• [DIRECTIONS]:
Repeat each entry word for word. Leave any images out of the copy.

══ RECORDS SHOWN ══

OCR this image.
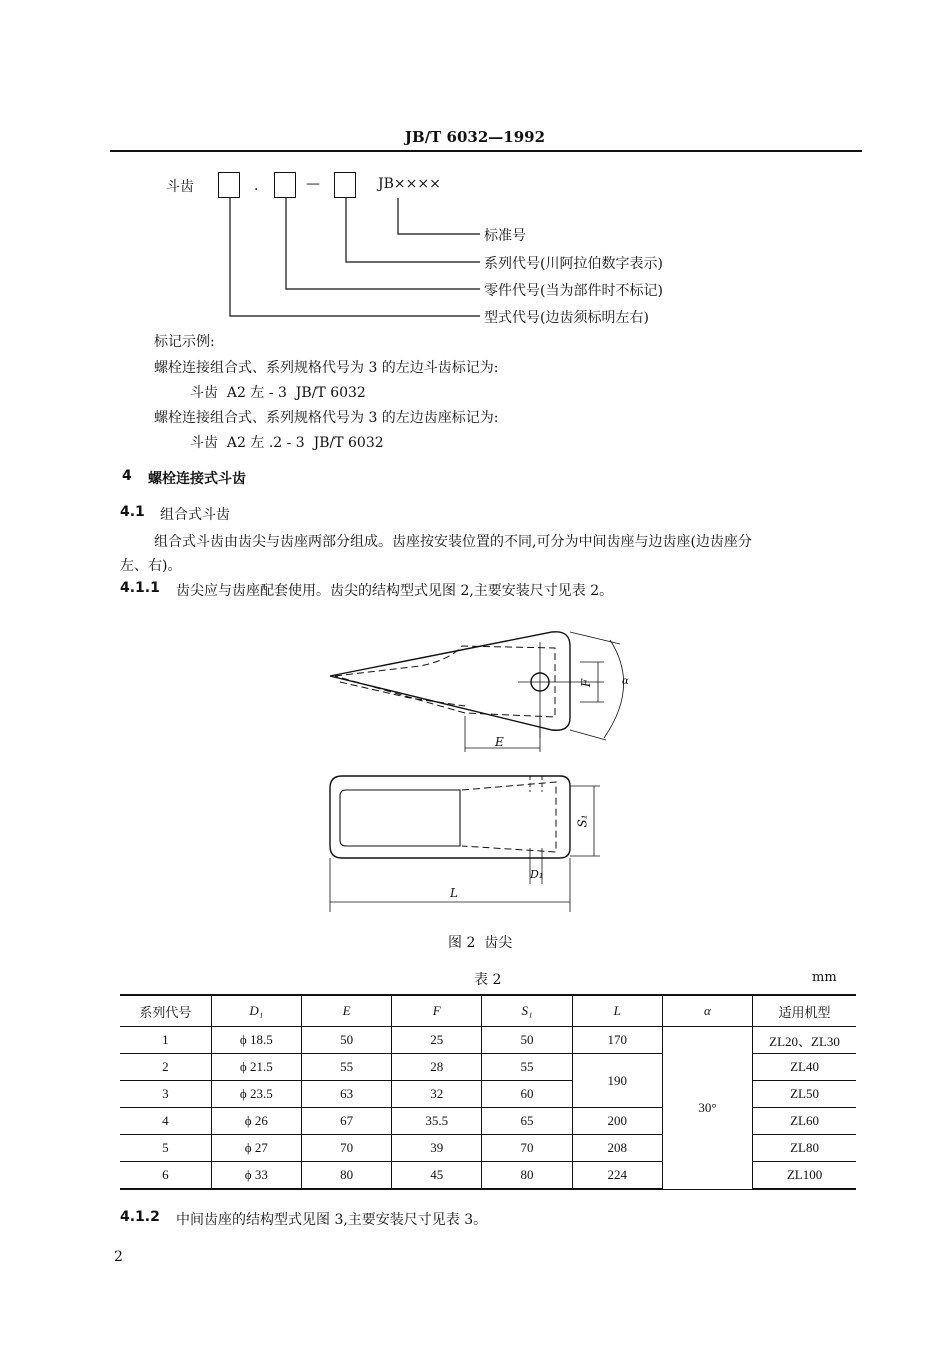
JB/T 6032—1992
斗齿	.	—	JB××××
标准号
系列代号(川阿拉伯数字表示)
零件代号(当为部件时不标记)
型式代号(边齿须标明左右)
标记示例:
螺栓连接组合式、系列规格代号为 3 的左边斗齿标记为:
斗齿  A2 左 - 3  JB/T 6032
螺栓连接组合式、系列规格代号为 3 的左边齿座标记为:
斗齿  A2 左 .2 - 3  JB/T 6032
4 螺栓连接式斗齿
4.1 组合式斗齿
组合式斗齿由齿尖与齿座两部分组成。齿座按安装位置的不同,可分为中间齿座与边齿座(边齿座分
左、右)。
4.1.1 齿尖应与齿座配套使用。齿尖的结构型式见图 2,主要安装尺寸见表 2。
E
F	α
S₁
D₁
L
图 2  齿尖
表 2	mm
系列代号	D₁	E	F	S₁	L	α	适用机型
1	ϕ 18.5	50	25	50	170	30°	ZL20、ZL30
2	ϕ 21.5	55	28	55	190		ZL40
3	ϕ 23.5	63	32	60			ZL50
4	ϕ 26	67	35.5	65	200		ZL60
5	ϕ 27	70	39	70	208		ZL80
6	ϕ 33	80	45	80	224		ZL100
4.1.2 中间齿座的结构型式见图 3,主要安装尺寸见表 3。
2
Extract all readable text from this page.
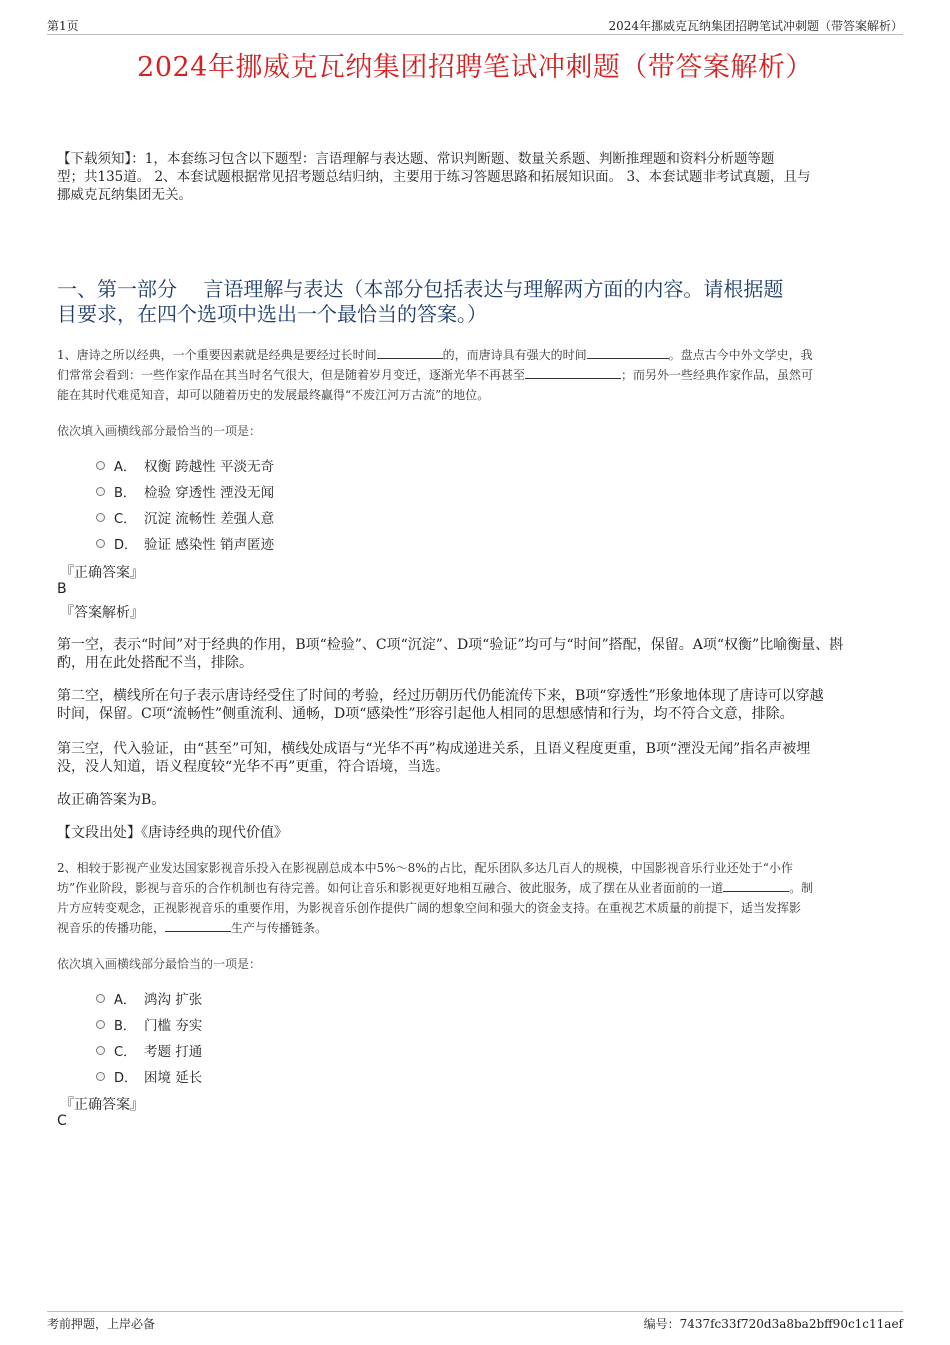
第1页	2024年挪威克瓦纳集团招聘笔试冲刺题（带答案解析）
2024年挪威克瓦纳集团招聘笔试冲刺题（带答案解析）
【下载须知】：1，本套练习包含以下题型：言语理解与表达题、常识判断题、数量关系题、判断推理题和资料分析题等题
型；共135道。 2、本套试题根据常见招考题总结归纳，主要用于练习答题思路和拓展知识面。 3、本套试题非考试真题，且与
挪威克瓦纳集团无关。
一、第一部分　 言语理解与表达（本部分包括表达与理解两方面的内容。请根据题
目要求，在四个选项中选出一个最恰当的答案。）
1、唐诗之所以经典，一个重要因素就是经典是要经过长时间	的，而唐诗具有强大的时间	。盘点古今中外文学史，我
们常常会看到：一些作家作品在其当时名气很大，但是随着岁月变迁，逐渐光华不再甚至	；而另外一些经典作家作品，虽然可
能在其时代难觅知音，却可以随着历史的发展最终赢得“不废江河万古流”的地位。
依次填入画横线部分最恰当的一项是：
A． 权衡 跨越性 平淡无奇
B． 检验 穿透性 湮没无闻
C． 沉淀 流畅性 差强人意
D． 验证 感染性 销声匿迹
『正确答案』
B
『答案解析』
第一空，表示“时间”对于经典的作用，B项“检验”、C项“沉淀”、D项“验证”均可与“时间”搭配，保留。A项“权衡”比喻衡量、斟
酌，用在此处搭配不当，排除。
第二空，横线所在句子表示唐诗经受住了时间的考验，经过历朝历代仍能流传下来，B项“穿透性”形象地体现了唐诗可以穿越
时间，保留。C项“流畅性”侧重流利、通畅，D项“感染性”形容引起他人相同的思想感情和行为，均不符合文意，排除。
第三空，代入验证，由“甚至”可知，横线处成语与“光华不再”构成递进关系，且语义程度更重，B项“湮没无闻”指名声被埋
没，没人知道，语义程度较“光华不再”更重，符合语境，当选。
故正确答案为B。
【文段出处】《唐诗经典的现代价值》
2、相较于影视产业发达国家影视音乐投入在影视剧总成本中5%～8%的占比，配乐团队多达几百人的规模，中国影视音乐行业还处于“小作
坊”作业阶段，影视与音乐的合作机制也有待完善。如何让音乐和影视更好地相互融合、彼此服务，成了摆在从业者面前的一道	。制
片方应转变观念，正视影视音乐的重要作用，为影视音乐创作提供广阔的想象空间和强大的资金支持。在重视艺术质量的前提下，适当发挥影
视音乐的传播功能，	生产与传播链条。
依次填入画横线部分最恰当的一项是：
A． 鸿沟 扩张
B． 门槛 夯实
C． 考题 打通
D． 困境 延长
『正确答案』
C
考前押题，上岸必备	编号：7437fc33f720d3a8ba2bff90c1c11aef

═══

• [ANSWER FOR THE TASK]:
OCR this image.
JB/T 6032—1992
斗齿	.	—	JB××××
标准号
系列代号(川阿拉伯数字表示)
零件代号(当为部件时不标记)
型式代号(边齿须标明左右)
标记示例:
螺栓连接组合式、系列规格代号为 3 的左边斗齿标记为:
斗齿  A2 左 - 3  JB/T 6032
螺栓连接组合式、系列规格代号为 3 的左边齿座标记为:
斗齿  A2 左 .2 - 3  JB/T 6032
4 螺栓连接式斗齿
4.1 组合式斗齿
组合式斗齿由齿尖与齿座两部分组成。齿座按安装位置的不同,可分为中间齿座与边齿座(边齿座分
左、右)。
4.1.1 齿尖应与齿座配套使用。齿尖的结构型式见图 2,主要安装尺寸见表 2。
E
F	α
S₁
D₁
L
图 2  齿尖
表 2	mm
系列代号	D₁	E	F	S₁	L	α	适用机型
1	ϕ 18.5	50	25	50	170	30°	ZL20、ZL30
2	ϕ 21.5	55	28	55	190		ZL40
3	ϕ 23.5	63	32	60			ZL50
4	ϕ 26	67	35.5	65	200		ZL60
5	ϕ 27	70	39	70	208		ZL80
6	ϕ 33	80	45	80	224		ZL100
4.1.2 中间齿座的结构型式见图 3,主要安装尺寸见表 3。
2
Extract all readable text from this page.
第1页	2024年挪威克瓦纳集团招聘笔试冲刺题（带答案解析）
2024年挪威克瓦纳集团招聘笔试冲刺题（带答案解析）
【下载须知】：1，本套练习包含以下题型：言语理解与表达题、常识判断题、数量关系题、判断推理题和资料分析题等题
型；共135道。 2、本套试题根据常见招考题总结归纳，主要用于练习答题思路和拓展知识面。 3、本套试题非考试真题，且与
挪威克瓦纳集团无关。
一、第一部分　 言语理解与表达（本部分包括表达与理解两方面的内容。请根据题
目要求，在四个选项中选出一个最恰当的答案。）
1、唐诗之所以经典，一个重要因素就是经典是要经过长时间	的，而唐诗具有强大的时间	。盘点古今中外文学史，我
们常常会看到：一些作家作品在其当时名气很大，但是随着岁月变迁，逐渐光华不再甚至	；而另外一些经典作家作品，虽然可
能在其时代难觅知音，却可以随着历史的发展最终赢得“不废江河万古流”的地位。
依次填入画横线部分最恰当的一项是：
A． 权衡 跨越性 平淡无奇
B． 检验 穿透性 湮没无闻
C． 沉淀 流畅性 差强人意
D． 验证 感染性 销声匿迹
『正确答案』
B
『答案解析』
第一空，表示“时间”对于经典的作用，B项“检验”、C项“沉淀”、D项“验证”均可与“时间”搭配，保留。A项“权衡”比喻衡量、斟
酌，用在此处搭配不当，排除。
第二空，横线所在句子表示唐诗经受住了时间的考验，经过历朝历代仍能流传下来，B项“穿透性”形象地体现了唐诗可以穿越
时间，保留。C项“流畅性”侧重流利、通畅，D项“感染性”形容引起他人相同的思想感情和行为，均不符合文意，排除。
第三空，代入验证，由“甚至”可知，横线处成语与“光华不再”构成递进关系，且语义程度更重，B项“湮没无闻”指名声被埋
没，没人知道，语义程度较“光华不再”更重，符合语境，当选。
故正确答案为B。
【文段出处】《唐诗经典的现代价值》
2、相较于影视产业发达国家影视音乐投入在影视剧总成本中5%～8%的占比，配乐团队多达几百人的规模，中国影视音乐行业还处于“小作
坊”作业阶段，影视与音乐的合作机制也有待完善。如何让音乐和影视更好地相互融合、彼此服务，成了摆在从业者面前的一道	。制
片方应转变观念，正视影视音乐的重要作用，为影视音乐创作提供广阔的想象空间和强大的资金支持。在重视艺术质量的前提下，适当发挥影
视音乐的传播功能，	生产与传播链条。
依次填入画横线部分最恰当的一项是：
A． 鸿沟 扩张
B． 门槛 夯实
C． 考题 打通
D． 困境 延长
『正确答案』
C
考前押题，上岸必备	编号：7437fc33f720d3a8ba2bff90c1c11aef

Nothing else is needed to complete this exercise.